## What is being asked
Update the stretch from "y-tick-label: 6 000 <box>84 334 109 345</box>" through "reduction-note: (uvedeny redukce" by replacing "checkbox-icon" with "tick-box-icon", and give back only those lines with nothing else changed.

## Region annotation records

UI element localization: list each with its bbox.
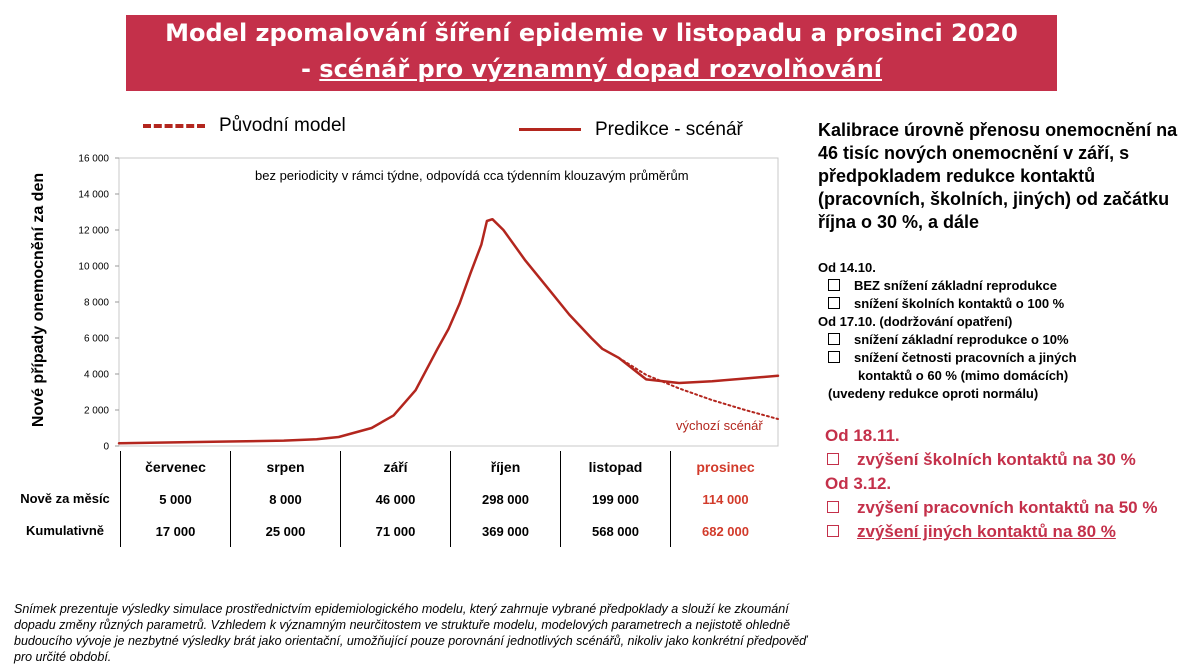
y-tick-label: 6 000 <box>84 334 109 345</box>
month-header-jul: červenec <box>120 451 231 483</box>
cell-cum-oct: 369 000 <box>450 515 561 547</box>
scenario-text: zvýšení školních kontaktů na 30 % <box>857 450 1136 469</box>
measure-text-continued: kontaktů o 60 % (mimo domácích) <box>858 368 1069 383</box>
legend-solid-line <box>519 128 581 132</box>
checkbox-icon <box>828 333 840 345</box>
date-18-11: Od 18.11. <box>825 426 900 445</box>
title-banner: Model zpomalování šíření epidemie v list… <box>126 15 1057 91</box>
legend-original-label: Původní model <box>219 115 346 136</box>
date-14-10: Od 14.10. <box>818 260 876 275</box>
reduction-note: (uvedeny redukce oproti normálu) <box>828 386 1039 401</box>
y-axis-label: Nové případy onemocnění za den <box>30 172 47 428</box>
y-tick-label: 14 000 <box>78 190 109 201</box>
month-header-aug: srpen <box>230 451 341 483</box>
baseline-scenario-label: výchozí scénář <box>676 418 763 433</box>
measure-item: snížení základní reprodukce o 10% <box>818 331 1178 349</box>
cell-new-jul: 5 000 <box>120 483 231 515</box>
checkbox-icon <box>827 453 839 465</box>
legend-dashed-line <box>143 123 205 128</box>
row-label-new: Nově za měsíc <box>20 491 110 506</box>
monthly-summary-table: červenec srpen září říjen listopad prosi… <box>10 451 780 547</box>
checkbox-icon <box>828 279 840 291</box>
series-line-original-model <box>617 356 779 420</box>
legend-prediction: Predikce - scénář <box>519 119 743 141</box>
cell-cum-sep: 71 000 <box>340 515 451 547</box>
cell-new-nov: 199 000 <box>560 483 671 515</box>
row-label-cumulative: Kumulativně <box>25 523 104 538</box>
table-corner <box>10 451 121 483</box>
title-line-1: Model zpomalování šíření epidemie v list… <box>165 19 1018 47</box>
cell-new-aug: 8 000 <box>230 483 341 515</box>
measure-item: BEZ snížení základní reprodukce <box>818 277 1178 295</box>
legend-original-model: Původní model <box>143 115 346 137</box>
month-header-nov: listopad <box>560 451 671 483</box>
scenario-item: zvýšení pracovních kontaktů na 50 % <box>825 496 1195 520</box>
measure-text: snížení četnosti pracovních a jiných <box>854 350 1077 365</box>
month-header-oct: říjen <box>450 451 561 483</box>
title-line-2: - scénář pro významný dopad rozvolňování <box>126 51 1057 87</box>
cell-new-dec: 114 000 <box>670 483 780 515</box>
measure-text: snížení školních kontaktů o 100 % <box>854 296 1065 311</box>
y-tick-label: 10 000 <box>78 262 109 273</box>
chart-annotation: bez periodicity v rámci týdne, odpovídá … <box>255 168 689 183</box>
series-line-prediction <box>117 217 780 445</box>
y-tick-label: 8 000 <box>84 298 109 309</box>
cell-new-sep: 46 000 <box>340 483 451 515</box>
month-header-sep: září <box>340 451 451 483</box>
y-tick-label: 2 000 <box>84 406 109 417</box>
cell-cum-nov: 568 000 <box>560 515 671 547</box>
measure-text: snížení základní reprodukce o 10% <box>854 332 1069 347</box>
cell-new-oct: 298 000 <box>450 483 561 515</box>
plot-frame <box>118 157 779 447</box>
table-header-row: červenec srpen září říjen listopad prosi… <box>10 451 780 483</box>
y-tick-label: 4 000 <box>84 370 109 381</box>
scenario-item: zvýšení školních kontaktů na 30 % <box>825 448 1195 472</box>
date-17-10: Od 17.10. (dodržování opatření) <box>818 314 1013 329</box>
calibration-details: Od 14.10. BEZ snížení základní reprodukc… <box>818 259 1178 403</box>
scenario-changes: Od 18.11. zvýšení školních kontaktů na 3… <box>825 424 1195 544</box>
line-chart: 0 2 000 4 000 6 000 8 000 10 000 12 000 14 000 1… <box>78 154 780 453</box>
title-line-2-underlined: scénář pro významný dopad rozvolňování <box>319 55 883 83</box>
footnote: Snímek prezentuje výsledky simulace pros… <box>14 602 807 664</box>
scenario-text: zvýšení pracovních kontaktů na 50 % <box>857 498 1158 517</box>
scenario-item: zvýšení jiných kontaktů na 80 % <box>825 520 1195 544</box>
checkbox-icon <box>828 351 840 363</box>
cell-cum-dec: 682 000 <box>670 515 780 547</box>
measure-item: snížení četnosti pracovních a jiných <box>818 349 1178 367</box>
measure-item: snížení školních kontaktů o 100 % <box>818 295 1178 313</box>
month-header-dec: prosinec <box>670 451 780 483</box>
table-row-cumulative: Kumulativně 17 000 25 000 71 000 369 000… <box>10 515 780 547</box>
calibration-heading: Kalibrace úrovně přenosu onemocnění na 4… <box>818 120 1178 232</box>
y-tick-label: 12 000 <box>78 226 109 237</box>
checkbox-icon <box>827 501 839 513</box>
y-tick-label: 16 000 <box>78 154 109 165</box>
measure-text: BEZ snížení základní reprodukce <box>854 278 1057 293</box>
cell-cum-aug: 25 000 <box>230 515 341 547</box>
date-3-12: Od 3.12. <box>825 474 892 493</box>
scenario-text: zvýšení jiných kontaktů na 80 % <box>857 522 1116 541</box>
table-row-new: Nově za měsíc 5 000 8 000 46 000 298 000… <box>10 483 780 515</box>
y-tick-label: 0 <box>103 442 109 453</box>
cell-cum-jul: 17 000 <box>120 515 231 547</box>
legend-prediction-label: Predikce - scénář <box>595 119 743 140</box>
title-line-2-prefix: - <box>300 55 320 83</box>
checkbox-icon <box>828 297 840 309</box>
checkbox-icon <box>827 525 839 537</box>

## Problem solution
y-tick-label: 6 000 <box>84 334 109 345</box>
month-header-jul: červenec <box>120 451 231 483</box>
cell-cum-oct: 369 000 <box>450 515 561 547</box>
scenario-text: zvýšení školních kontaktů na 30 % <box>857 450 1136 469</box>
measure-text-continued: kontaktů o 60 % (mimo domácích) <box>858 368 1069 383</box>
legend-solid-line <box>519 128 581 132</box>
tick-box-icon <box>828 333 840 345</box>
date-18-11: Od 18.11. <box>825 426 900 445</box>
title-banner: Model zpomalování šíření epidemie v list… <box>126 15 1057 91</box>
legend-original-label: Původní model <box>219 115 346 136</box>
date-14-10: Od 14.10. <box>818 260 876 275</box>
reduction-note: (uvedeny redukce oproti normálu) <box>828 386 1039 401</box>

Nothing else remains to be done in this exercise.